__THE EXERCISE__
Copy the records verbatim from the line containing "List UI elements" through the line containing "x-tick-label: 1 [107,478,116,494]", with both of those lines included. Omit the pictures from your copy.

__LISTED ENTRIES__
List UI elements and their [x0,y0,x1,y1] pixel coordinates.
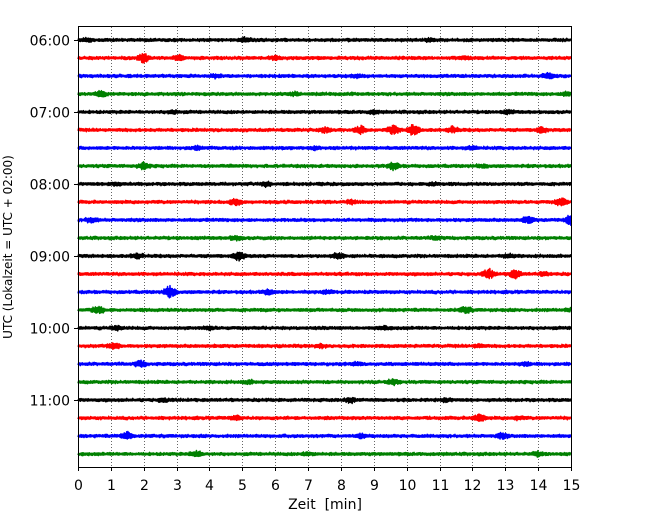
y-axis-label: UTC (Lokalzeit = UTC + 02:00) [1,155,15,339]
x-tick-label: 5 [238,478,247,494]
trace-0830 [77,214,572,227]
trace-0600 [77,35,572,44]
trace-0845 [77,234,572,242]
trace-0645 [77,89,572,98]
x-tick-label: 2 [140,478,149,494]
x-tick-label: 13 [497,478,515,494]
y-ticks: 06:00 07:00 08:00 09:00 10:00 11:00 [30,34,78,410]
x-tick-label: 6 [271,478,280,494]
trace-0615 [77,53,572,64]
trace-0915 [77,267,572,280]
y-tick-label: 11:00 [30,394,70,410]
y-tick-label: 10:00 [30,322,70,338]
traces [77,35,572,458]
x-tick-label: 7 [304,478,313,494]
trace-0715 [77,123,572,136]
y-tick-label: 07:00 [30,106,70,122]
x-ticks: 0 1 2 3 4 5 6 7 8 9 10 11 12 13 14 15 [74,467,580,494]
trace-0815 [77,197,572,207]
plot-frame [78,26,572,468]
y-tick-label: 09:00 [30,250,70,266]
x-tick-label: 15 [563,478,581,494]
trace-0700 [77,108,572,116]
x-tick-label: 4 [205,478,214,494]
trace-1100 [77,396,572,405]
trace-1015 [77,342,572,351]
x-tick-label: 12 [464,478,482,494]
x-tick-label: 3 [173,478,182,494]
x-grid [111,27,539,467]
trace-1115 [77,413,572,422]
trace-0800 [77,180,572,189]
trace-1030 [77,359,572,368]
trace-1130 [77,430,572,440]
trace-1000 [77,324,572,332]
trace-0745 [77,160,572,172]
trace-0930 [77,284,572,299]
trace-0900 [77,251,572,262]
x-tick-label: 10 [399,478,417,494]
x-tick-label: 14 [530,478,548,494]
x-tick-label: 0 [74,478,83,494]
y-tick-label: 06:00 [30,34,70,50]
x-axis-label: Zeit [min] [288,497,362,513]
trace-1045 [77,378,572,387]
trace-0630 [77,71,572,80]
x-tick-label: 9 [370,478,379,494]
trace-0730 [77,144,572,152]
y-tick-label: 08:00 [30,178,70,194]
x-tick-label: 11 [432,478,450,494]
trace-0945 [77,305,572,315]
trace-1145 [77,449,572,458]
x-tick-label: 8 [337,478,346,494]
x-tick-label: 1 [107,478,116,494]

...

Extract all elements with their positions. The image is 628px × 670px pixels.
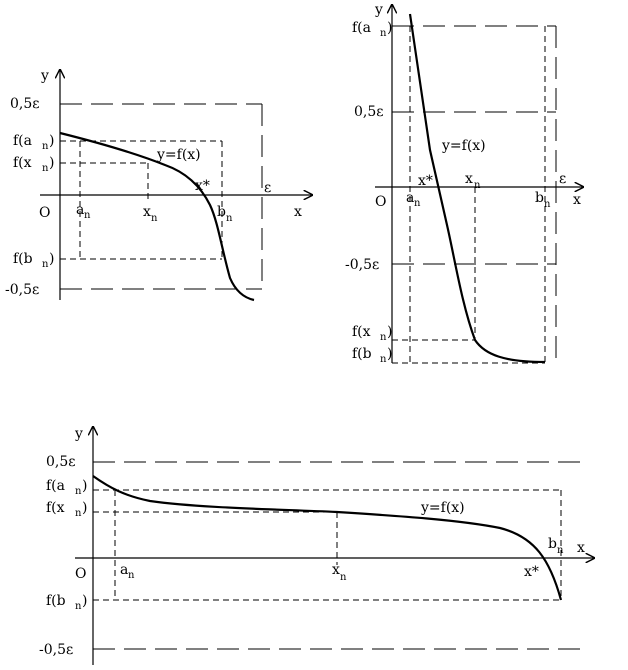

__FULL SOLUTION__
List UI elements and their [x0,y0,x1,y1] pixel coordinates.
y-axis-label: UTC (Lokalzeit = UTC + 02:00) [1,155,15,339]
x-tick-label: 5 [238,478,247,494]
trace-0830 [77,214,572,227]
trace-0600 [77,35,572,44]
trace-0845 [77,234,572,242]
trace-0645 [77,89,572,98]
x-tick-label: 2 [140,478,149,494]
x-tick-label: 13 [497,478,515,494]
y-ticks: 06:00 07:00 08:00 09:00 10:00 11:00 [30,34,78,410]
x-tick-label: 6 [271,478,280,494]
trace-0615 [77,53,572,64]
trace-0915 [77,267,572,280]
y-tick-label: 11:00 [30,394,70,410]
y-tick-label: 10:00 [30,322,70,338]
traces [77,35,572,458]
x-tick-label: 7 [304,478,313,494]
trace-0715 [77,123,572,136]
y-tick-label: 07:00 [30,106,70,122]
x-ticks: 0 1 2 3 4 5 6 7 8 9 10 11 12 13 14 15 [74,467,580,494]
trace-0815 [77,197,572,207]
plot-frame [78,26,572,468]
y-tick-label: 09:00 [30,250,70,266]
x-tick-label: 15 [563,478,581,494]
trace-0700 [77,108,572,116]
x-tick-label: 4 [205,478,214,494]
trace-1100 [77,396,572,405]
trace-1015 [77,342,572,351]
x-tick-label: 12 [464,478,482,494]
x-tick-label: 3 [173,478,182,494]
x-grid [111,27,539,467]
trace-1115 [77,413,572,422]
trace-0800 [77,180,572,189]
trace-1030 [77,359,572,368]
trace-1130 [77,430,572,440]
trace-1000 [77,324,572,332]
trace-0745 [77,160,572,172]
trace-0930 [77,284,572,299]
trace-0900 [77,251,572,262]
x-tick-label: 10 [399,478,417,494]
x-tick-label: 14 [530,478,548,494]
x-tick-label: 0 [74,478,83,494]
y-tick-label: 06:00 [30,34,70,50]
x-axis-label: Zeit [min] [288,497,362,513]
trace-1045 [77,378,572,387]
trace-0630 [77,71,572,80]
x-tick-label: 9 [370,478,379,494]
trace-0730 [77,144,572,152]
y-tick-label: 08:00 [30,178,70,194]
x-tick-label: 11 [432,478,450,494]
trace-0945 [77,305,572,315]
trace-1145 [77,449,572,458]
x-tick-label: 8 [337,478,346,494]
x-tick-label: 1 [107,478,116,494]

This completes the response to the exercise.